» **Selection**:
Stock Focus: Clarksons, Shipping in the Spotlight

Thomas Hyde, Junior Investment Research Analyst

With the shipping industry making global headlines, we analyse Clarkson Plc, the largest UK-listed shipping services provider.

Shipping is the backbone of international trade, with the industry accounting for 80% of goods traded worldwide, according to the United Nations (UN). The largest UK-listed provider of shipping services is Clarkson Plc, trading as Clarksons, which traces its roots to 19th century London. Given recent geopolitical tensions, the company’s dominant position as a leading shipbroker warrants closer attention.

The value of global shipping
Clarksons began as a shipbroker, acting as a middleman in maritime transactions such as the chartering of vessels and sale and purchase of ships, and the facilitation of the freight derivatives trade. The company earns a commission on each deal it intermediates, creating a business model that is directly tied to the volume and value of global shipping activity.

» **Work instructions**:
Reproduce the entire article on Clarksons and shipping verbatim. The dataset rows are independent material, unrelated to the article on Clarksons.

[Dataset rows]
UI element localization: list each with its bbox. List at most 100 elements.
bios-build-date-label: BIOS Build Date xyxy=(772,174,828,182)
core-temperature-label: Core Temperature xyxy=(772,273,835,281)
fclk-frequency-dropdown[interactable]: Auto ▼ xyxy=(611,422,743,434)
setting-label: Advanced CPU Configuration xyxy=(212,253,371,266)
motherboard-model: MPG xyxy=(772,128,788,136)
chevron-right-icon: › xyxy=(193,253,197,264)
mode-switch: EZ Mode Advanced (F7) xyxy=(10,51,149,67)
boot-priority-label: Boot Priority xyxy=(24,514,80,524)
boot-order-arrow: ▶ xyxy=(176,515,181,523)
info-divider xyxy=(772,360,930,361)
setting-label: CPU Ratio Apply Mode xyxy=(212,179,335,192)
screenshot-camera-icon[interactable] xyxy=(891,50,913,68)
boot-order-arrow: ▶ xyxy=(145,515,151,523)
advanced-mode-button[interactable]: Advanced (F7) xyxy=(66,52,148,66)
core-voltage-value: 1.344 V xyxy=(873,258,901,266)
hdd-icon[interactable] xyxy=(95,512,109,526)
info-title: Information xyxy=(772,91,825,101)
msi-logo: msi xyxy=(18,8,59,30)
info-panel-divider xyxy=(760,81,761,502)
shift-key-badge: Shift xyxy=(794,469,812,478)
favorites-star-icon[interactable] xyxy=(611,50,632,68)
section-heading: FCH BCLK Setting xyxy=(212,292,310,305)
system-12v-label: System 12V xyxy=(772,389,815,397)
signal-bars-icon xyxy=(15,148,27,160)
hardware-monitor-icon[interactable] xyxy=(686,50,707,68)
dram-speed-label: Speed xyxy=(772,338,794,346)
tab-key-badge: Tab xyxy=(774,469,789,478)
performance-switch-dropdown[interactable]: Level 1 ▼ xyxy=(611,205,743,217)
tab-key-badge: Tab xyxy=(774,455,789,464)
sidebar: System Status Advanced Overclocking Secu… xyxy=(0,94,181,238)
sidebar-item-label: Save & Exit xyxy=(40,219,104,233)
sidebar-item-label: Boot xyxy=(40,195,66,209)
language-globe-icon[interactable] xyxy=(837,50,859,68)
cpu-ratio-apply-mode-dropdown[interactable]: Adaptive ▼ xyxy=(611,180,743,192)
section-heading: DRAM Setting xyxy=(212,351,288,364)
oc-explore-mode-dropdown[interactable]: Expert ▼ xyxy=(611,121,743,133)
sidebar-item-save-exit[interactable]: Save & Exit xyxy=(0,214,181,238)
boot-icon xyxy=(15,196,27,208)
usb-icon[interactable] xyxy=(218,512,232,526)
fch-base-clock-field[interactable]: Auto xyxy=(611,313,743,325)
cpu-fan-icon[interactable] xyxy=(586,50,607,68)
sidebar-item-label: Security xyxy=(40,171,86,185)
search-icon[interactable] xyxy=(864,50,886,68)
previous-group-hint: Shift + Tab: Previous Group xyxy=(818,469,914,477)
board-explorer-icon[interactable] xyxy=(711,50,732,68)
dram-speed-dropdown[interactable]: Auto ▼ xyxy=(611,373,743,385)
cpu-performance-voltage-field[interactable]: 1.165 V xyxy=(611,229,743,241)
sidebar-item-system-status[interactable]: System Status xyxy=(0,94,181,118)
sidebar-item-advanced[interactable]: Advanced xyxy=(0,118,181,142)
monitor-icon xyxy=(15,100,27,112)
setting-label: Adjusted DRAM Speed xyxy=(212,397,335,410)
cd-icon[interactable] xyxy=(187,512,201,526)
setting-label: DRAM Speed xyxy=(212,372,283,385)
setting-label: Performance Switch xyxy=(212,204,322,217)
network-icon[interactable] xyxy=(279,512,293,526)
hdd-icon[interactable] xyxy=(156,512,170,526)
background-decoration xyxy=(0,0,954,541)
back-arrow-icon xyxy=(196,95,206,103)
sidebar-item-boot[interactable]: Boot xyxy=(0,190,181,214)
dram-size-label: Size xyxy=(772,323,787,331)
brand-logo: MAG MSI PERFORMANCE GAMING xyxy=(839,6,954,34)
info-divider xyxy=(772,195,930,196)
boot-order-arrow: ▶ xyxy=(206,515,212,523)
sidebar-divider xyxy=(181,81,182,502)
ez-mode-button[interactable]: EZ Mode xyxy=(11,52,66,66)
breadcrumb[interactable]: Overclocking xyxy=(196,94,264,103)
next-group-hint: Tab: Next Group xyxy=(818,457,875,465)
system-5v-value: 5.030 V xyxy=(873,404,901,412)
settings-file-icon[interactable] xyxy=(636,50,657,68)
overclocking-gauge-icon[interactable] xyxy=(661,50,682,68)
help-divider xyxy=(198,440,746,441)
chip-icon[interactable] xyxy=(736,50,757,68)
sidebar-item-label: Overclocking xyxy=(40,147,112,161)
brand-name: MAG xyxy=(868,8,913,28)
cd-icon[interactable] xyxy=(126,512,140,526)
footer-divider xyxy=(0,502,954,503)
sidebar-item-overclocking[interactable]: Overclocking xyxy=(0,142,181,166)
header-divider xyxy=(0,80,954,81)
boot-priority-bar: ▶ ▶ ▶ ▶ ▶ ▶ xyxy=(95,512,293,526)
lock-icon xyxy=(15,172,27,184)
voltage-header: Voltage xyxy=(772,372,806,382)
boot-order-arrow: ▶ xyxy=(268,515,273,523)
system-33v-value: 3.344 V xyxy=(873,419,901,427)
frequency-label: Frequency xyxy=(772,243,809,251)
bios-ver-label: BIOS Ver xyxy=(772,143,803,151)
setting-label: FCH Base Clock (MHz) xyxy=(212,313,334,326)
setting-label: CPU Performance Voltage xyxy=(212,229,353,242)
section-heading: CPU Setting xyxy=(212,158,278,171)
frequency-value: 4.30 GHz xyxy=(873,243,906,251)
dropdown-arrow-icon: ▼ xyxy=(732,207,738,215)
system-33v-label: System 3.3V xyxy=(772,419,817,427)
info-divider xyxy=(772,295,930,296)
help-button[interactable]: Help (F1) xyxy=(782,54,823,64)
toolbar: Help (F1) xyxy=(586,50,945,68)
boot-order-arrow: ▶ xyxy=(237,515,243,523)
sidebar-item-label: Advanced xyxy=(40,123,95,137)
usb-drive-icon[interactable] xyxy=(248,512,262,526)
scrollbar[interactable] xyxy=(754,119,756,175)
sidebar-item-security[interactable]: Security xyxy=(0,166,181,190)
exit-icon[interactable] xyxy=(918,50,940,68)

» **Task output**:
Stock Focus: Clarksons, Shipping in the Spotlight

Thomas Hyde, Junior Investment Research Analyst

With the shipping industry making global headlines, we analyse Clarkson Plc, the largest UK-listed shipping services provider.

Shipping is the backbone of international trade, with the industry accounting for 80% of goods traded worldwide, according to the United Nations (UN). The largest UK-listed provider of shipping services is Clarkson Plc, trading as Clarksons, which traces its roots to 19th century London. Given recent geopolitical tensions, the company’s dominant position as a leading shipbroker warrants closer attention.

The value of global shipping
Clarksons began as a shipbroker, acting as a middleman in maritime transactions such as the chartering of vessels and sale and purchase of ships, and the facilitation of the freight derivatives trade. The company earns a commission on each deal it intermediates, creating a business model that is directly tied to the volume and value of global shipping activity.